Eine Dressurtrainerin wie Britta achtet natürlich auch sehr darauf, wie du auf dem Pferd sitzt, und das hab ich gut verinnerlicht in dem Jahr.

Es ist diese Mischung daraus und der isländischen Reitweise, die ich durch þórður vermittelt bekommen habe. Viele Leute sagen zu mir „Josie, es ist so schön, weil du doch irgendwie so anders reitest!“ und dann frage ich.: „Was ist denn anders?“ Und die Antwort ist oft: „Du reitest die Pferde viel freier.“

Ich glaube schon, meine Pferde sind alle gut an den Hilfen, aber sie haben trotzdem dieses eher isländische Vorwärts. Wenn Galsi in die Bahn kommt, hat er die Ohren vorne und strahlt – und das ist auch etwas,  was ich nie ändern würde.

þórður sagt auch immer: „Mach nie zuviel, sondern lass Galsi das machen.“

 

 

HESTUR: Was ist für dich das Besondere an diesem Pferd?

● **Aufgabe**
Überarbeite den Abschnitt im Text über das Reiten von „Es ist diese“ bis „nie ändern würde.“ und ersetze dabei „Pferde“ durch „Tiere“.

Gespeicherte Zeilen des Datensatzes
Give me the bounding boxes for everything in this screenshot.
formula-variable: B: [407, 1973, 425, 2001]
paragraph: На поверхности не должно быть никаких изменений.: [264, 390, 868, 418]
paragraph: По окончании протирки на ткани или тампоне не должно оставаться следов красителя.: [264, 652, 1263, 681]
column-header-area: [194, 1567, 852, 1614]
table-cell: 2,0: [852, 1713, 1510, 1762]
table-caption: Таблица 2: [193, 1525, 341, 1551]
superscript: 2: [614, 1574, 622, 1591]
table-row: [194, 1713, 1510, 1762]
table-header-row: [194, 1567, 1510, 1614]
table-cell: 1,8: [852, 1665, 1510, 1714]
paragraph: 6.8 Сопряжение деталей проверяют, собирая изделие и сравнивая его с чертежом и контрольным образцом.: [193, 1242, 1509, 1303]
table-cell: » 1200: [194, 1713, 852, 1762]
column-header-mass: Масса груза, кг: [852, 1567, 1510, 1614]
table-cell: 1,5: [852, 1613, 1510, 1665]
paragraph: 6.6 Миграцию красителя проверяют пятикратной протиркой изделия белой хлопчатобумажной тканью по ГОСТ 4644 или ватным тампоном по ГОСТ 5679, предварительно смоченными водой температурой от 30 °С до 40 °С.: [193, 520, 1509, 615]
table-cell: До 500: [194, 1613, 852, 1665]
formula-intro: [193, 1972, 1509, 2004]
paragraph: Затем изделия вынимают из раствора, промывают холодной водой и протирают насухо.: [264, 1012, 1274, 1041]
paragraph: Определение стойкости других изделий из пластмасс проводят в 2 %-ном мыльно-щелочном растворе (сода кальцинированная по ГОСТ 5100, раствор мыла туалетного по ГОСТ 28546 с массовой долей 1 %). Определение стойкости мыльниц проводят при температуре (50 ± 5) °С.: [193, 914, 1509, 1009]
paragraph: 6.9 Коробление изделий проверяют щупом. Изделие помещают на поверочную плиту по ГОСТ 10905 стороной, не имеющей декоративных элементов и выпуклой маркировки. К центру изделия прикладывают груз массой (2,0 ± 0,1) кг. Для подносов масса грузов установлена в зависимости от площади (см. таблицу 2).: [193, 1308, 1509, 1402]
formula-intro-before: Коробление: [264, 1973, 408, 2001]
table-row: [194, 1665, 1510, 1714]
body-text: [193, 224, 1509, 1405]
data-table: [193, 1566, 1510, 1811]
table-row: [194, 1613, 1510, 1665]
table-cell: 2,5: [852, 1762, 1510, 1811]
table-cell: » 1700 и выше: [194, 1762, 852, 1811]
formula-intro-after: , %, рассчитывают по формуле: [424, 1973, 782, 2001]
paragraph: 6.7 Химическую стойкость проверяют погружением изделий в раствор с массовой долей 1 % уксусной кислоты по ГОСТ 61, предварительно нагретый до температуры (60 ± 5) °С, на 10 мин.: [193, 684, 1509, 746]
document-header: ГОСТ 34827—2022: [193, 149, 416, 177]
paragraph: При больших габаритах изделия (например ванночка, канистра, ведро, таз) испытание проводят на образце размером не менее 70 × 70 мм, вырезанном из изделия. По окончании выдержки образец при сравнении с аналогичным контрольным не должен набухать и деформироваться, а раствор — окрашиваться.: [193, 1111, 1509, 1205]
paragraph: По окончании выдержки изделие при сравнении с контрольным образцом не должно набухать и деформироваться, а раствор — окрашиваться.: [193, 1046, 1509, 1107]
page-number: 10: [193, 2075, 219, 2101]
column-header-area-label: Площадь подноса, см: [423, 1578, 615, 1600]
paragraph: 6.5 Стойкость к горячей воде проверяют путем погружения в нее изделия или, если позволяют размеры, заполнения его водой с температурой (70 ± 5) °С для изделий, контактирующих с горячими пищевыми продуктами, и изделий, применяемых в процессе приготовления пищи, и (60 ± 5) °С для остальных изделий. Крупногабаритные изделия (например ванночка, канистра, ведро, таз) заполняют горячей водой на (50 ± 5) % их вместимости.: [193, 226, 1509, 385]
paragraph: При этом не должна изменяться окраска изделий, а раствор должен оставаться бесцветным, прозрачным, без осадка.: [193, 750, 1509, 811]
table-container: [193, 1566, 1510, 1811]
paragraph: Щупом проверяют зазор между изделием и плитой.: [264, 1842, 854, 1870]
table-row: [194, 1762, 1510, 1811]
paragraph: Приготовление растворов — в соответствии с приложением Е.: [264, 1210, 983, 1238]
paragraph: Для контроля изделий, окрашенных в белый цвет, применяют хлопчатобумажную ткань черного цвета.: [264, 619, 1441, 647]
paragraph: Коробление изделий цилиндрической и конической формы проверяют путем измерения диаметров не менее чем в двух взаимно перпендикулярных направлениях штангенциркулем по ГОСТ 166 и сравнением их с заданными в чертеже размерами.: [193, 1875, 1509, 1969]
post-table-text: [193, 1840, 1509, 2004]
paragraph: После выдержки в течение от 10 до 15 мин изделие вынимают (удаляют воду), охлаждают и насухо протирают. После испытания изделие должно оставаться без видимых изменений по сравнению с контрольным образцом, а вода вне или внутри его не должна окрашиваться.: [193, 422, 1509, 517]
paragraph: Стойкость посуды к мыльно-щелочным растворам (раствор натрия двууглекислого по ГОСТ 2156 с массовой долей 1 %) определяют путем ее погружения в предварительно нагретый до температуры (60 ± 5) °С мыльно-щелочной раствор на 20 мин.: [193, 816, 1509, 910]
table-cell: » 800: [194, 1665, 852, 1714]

● **Lösung**
Es ist diese Mischung daraus und der isländischen Reitweise, die ich durch þórður vermittelt bekommen habe. Viele Leute sagen zu mir „Josie, es ist so schön, weil du doch irgendwie so anders reitest!“ und dann frage ich.: „Was ist denn anders?“ Und die Antwort ist oft: „Du reitest die Tiere viel freier.“

Ich glaube schon, meine Tiere sind alle gut an den Hilfen, aber sie haben trotzdem dieses eher isländische Vorwärts. Wenn Galsi in die Bahn kommt, hat er die Ohren vorne und strahlt – und das ist auch etwas,  was ich nie ändern würde.